Lines containing the string "território" are to be counted; report only how many there are.

[start Input records]

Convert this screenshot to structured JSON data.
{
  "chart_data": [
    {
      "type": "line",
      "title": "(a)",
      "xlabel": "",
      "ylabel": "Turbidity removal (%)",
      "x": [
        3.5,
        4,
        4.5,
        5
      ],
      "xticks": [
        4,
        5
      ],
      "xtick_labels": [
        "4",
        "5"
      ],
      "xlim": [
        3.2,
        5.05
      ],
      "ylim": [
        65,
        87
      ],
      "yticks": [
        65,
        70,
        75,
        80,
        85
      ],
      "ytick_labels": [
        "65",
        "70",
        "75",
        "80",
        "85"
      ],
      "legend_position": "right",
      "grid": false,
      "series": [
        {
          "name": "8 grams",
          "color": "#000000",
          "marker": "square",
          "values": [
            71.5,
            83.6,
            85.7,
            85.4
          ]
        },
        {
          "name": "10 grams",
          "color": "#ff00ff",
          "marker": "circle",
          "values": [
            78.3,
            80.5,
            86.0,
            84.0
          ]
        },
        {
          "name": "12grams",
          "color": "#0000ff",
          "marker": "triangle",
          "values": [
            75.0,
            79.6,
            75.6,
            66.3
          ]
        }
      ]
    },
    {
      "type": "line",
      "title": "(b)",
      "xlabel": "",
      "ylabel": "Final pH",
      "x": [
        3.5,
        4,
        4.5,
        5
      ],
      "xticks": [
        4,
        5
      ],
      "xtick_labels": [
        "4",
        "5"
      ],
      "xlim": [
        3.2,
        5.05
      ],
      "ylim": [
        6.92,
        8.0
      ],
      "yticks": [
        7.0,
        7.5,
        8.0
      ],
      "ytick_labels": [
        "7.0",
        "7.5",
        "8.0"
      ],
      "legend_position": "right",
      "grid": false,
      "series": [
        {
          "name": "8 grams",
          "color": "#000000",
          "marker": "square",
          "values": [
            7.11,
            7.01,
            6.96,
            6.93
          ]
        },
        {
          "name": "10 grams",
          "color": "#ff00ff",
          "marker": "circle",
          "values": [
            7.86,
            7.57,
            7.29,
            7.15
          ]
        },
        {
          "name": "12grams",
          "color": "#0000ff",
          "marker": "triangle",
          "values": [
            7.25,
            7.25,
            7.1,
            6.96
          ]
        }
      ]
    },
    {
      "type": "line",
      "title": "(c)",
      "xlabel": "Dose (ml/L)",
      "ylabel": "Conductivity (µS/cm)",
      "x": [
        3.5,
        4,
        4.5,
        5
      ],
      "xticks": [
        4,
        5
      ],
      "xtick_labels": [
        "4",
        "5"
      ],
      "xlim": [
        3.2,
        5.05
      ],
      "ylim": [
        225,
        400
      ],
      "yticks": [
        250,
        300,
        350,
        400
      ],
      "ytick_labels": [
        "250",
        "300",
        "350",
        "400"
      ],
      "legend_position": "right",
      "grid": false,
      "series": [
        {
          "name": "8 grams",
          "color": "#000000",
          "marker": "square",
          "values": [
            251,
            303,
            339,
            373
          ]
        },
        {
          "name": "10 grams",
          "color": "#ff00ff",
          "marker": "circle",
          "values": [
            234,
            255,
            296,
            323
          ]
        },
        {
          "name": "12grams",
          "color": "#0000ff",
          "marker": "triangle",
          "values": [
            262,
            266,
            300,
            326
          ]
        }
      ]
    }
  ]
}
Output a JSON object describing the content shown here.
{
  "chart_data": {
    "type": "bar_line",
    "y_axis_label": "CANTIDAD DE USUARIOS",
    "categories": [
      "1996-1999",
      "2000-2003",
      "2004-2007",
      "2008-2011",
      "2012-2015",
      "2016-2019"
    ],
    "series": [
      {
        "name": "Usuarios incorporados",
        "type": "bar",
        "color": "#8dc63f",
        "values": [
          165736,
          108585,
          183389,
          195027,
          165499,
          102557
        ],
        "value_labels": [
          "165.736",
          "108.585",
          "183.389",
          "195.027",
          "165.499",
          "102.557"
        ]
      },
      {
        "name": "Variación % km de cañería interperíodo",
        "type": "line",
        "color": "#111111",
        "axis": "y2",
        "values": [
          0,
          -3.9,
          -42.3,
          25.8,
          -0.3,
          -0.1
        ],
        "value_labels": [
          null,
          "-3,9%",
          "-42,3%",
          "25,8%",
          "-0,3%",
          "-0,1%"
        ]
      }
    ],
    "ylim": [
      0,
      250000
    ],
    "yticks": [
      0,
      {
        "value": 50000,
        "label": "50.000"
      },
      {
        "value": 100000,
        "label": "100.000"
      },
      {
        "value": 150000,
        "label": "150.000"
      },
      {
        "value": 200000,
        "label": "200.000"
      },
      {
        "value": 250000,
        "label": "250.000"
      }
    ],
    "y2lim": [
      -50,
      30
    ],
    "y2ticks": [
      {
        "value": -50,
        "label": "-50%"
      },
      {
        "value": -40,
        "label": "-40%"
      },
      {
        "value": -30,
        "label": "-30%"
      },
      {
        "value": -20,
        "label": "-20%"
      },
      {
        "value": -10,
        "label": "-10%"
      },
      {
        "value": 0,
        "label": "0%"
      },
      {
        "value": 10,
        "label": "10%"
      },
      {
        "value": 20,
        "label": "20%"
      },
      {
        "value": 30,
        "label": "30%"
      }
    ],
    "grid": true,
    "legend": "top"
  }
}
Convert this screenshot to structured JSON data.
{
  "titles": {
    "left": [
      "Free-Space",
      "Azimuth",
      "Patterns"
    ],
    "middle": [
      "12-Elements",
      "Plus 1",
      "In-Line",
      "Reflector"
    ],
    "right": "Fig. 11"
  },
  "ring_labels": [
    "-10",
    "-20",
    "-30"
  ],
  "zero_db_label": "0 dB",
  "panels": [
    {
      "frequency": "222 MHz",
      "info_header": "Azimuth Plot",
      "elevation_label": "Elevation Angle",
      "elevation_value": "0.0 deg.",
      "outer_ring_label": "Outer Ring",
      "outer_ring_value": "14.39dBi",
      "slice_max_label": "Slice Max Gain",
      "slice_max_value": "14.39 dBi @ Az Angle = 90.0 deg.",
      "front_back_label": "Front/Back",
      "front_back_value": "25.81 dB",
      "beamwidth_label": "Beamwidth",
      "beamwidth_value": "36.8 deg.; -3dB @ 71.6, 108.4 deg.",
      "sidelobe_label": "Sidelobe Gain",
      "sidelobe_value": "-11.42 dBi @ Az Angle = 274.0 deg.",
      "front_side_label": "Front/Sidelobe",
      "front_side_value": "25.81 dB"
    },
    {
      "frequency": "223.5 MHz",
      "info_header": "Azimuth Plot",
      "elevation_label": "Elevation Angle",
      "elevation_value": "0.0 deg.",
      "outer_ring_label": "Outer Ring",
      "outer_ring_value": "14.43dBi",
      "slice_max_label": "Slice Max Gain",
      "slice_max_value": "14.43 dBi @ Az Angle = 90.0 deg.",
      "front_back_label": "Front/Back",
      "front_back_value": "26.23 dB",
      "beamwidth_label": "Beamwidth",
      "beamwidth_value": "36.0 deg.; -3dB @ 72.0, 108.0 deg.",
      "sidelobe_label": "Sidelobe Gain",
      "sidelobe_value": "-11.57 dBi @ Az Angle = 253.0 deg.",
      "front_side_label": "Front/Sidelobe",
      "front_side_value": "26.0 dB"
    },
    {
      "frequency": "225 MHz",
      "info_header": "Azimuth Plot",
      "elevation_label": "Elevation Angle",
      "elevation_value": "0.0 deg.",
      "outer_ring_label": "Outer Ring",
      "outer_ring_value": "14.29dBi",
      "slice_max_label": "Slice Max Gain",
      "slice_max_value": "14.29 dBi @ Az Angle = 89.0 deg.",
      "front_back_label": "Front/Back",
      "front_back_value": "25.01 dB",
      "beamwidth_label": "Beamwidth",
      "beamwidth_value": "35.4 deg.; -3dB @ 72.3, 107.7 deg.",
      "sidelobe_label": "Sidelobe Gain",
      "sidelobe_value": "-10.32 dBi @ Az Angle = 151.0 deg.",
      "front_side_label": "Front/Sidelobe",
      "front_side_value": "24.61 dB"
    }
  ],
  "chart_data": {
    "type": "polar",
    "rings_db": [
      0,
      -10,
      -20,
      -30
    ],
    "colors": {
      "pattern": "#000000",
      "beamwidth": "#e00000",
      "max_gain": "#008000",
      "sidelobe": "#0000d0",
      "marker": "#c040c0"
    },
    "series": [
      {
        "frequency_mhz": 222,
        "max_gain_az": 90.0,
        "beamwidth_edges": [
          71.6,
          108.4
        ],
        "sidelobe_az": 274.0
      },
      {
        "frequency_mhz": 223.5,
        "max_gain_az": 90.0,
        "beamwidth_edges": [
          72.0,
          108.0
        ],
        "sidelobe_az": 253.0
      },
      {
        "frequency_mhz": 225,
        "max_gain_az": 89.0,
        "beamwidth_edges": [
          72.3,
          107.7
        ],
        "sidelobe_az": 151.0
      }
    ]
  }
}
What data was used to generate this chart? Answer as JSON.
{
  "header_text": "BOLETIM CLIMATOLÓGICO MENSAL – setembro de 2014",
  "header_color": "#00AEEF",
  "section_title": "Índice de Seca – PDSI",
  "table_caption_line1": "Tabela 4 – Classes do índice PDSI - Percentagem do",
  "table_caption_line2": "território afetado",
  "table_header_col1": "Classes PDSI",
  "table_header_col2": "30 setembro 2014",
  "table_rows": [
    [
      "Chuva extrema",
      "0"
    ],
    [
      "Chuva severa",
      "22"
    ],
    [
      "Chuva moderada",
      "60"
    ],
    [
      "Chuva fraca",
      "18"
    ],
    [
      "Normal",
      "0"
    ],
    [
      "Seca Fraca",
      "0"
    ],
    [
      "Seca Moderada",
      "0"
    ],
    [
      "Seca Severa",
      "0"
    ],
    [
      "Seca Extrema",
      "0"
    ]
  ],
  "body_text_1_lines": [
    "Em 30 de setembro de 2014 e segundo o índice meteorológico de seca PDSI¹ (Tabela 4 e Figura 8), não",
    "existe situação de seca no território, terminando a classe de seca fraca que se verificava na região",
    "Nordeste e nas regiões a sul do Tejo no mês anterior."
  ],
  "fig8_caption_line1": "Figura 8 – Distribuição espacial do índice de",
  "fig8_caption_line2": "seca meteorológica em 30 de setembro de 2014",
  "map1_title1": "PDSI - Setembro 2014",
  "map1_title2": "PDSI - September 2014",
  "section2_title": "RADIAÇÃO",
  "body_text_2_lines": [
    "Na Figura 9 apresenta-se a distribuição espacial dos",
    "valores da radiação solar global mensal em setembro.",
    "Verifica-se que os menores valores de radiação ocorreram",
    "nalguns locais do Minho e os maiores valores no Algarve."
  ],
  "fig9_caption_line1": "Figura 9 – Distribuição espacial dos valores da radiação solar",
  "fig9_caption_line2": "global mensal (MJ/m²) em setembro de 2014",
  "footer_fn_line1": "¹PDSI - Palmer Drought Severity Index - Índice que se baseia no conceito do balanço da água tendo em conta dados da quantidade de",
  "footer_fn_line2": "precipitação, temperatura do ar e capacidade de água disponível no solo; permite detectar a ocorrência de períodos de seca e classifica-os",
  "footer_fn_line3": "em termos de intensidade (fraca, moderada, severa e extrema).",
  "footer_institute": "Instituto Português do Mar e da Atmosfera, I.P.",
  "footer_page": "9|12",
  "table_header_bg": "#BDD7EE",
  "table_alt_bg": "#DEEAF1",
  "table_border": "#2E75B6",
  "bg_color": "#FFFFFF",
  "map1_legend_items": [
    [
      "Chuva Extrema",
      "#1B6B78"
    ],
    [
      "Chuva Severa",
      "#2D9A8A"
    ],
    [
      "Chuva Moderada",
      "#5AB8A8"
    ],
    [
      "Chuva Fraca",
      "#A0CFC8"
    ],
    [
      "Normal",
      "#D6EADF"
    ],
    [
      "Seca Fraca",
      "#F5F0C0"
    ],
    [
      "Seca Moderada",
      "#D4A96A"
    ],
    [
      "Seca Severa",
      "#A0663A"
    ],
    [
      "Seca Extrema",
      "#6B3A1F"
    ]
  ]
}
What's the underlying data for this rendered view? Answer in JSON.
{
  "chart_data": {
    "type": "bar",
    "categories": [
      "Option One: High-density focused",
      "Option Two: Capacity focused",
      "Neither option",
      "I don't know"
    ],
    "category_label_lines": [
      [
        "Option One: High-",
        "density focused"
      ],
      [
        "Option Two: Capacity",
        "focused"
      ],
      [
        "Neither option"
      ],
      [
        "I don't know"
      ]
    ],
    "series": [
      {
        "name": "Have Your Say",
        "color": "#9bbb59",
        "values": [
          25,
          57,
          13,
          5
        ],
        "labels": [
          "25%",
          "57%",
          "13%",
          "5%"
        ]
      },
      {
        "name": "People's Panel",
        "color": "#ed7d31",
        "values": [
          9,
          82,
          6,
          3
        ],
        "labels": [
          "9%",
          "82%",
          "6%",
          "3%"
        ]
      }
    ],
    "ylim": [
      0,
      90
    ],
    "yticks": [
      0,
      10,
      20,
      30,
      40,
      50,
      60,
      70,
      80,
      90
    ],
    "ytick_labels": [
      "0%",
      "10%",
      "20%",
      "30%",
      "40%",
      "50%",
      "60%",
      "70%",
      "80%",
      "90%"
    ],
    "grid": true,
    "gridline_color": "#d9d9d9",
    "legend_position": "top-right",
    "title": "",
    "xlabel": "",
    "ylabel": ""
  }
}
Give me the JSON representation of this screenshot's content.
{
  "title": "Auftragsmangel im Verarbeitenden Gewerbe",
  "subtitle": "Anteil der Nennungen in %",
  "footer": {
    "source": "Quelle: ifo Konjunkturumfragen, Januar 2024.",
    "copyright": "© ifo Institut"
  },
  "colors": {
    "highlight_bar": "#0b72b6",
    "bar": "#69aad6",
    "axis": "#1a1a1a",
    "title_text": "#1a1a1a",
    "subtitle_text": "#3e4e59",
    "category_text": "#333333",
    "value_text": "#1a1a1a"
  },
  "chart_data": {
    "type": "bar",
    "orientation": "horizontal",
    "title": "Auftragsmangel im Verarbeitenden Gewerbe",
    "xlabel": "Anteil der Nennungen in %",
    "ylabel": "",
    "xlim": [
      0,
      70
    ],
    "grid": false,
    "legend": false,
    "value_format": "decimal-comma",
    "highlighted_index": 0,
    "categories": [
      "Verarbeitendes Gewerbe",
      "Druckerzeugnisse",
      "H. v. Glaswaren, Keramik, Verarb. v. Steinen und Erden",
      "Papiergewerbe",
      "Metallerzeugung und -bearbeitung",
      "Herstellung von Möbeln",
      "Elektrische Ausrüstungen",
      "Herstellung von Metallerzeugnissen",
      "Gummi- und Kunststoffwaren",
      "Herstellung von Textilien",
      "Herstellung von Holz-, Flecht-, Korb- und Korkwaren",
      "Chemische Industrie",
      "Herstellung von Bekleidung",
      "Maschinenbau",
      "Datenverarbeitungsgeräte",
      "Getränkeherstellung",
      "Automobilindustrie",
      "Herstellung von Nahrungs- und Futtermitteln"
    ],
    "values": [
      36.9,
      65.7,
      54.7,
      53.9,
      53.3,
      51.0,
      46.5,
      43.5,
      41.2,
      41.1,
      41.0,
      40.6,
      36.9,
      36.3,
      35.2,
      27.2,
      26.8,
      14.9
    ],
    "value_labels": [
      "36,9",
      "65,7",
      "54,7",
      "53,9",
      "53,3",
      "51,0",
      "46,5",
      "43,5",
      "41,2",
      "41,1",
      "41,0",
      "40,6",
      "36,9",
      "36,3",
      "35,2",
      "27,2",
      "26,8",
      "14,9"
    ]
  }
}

[end Input records]

→ Task solution
2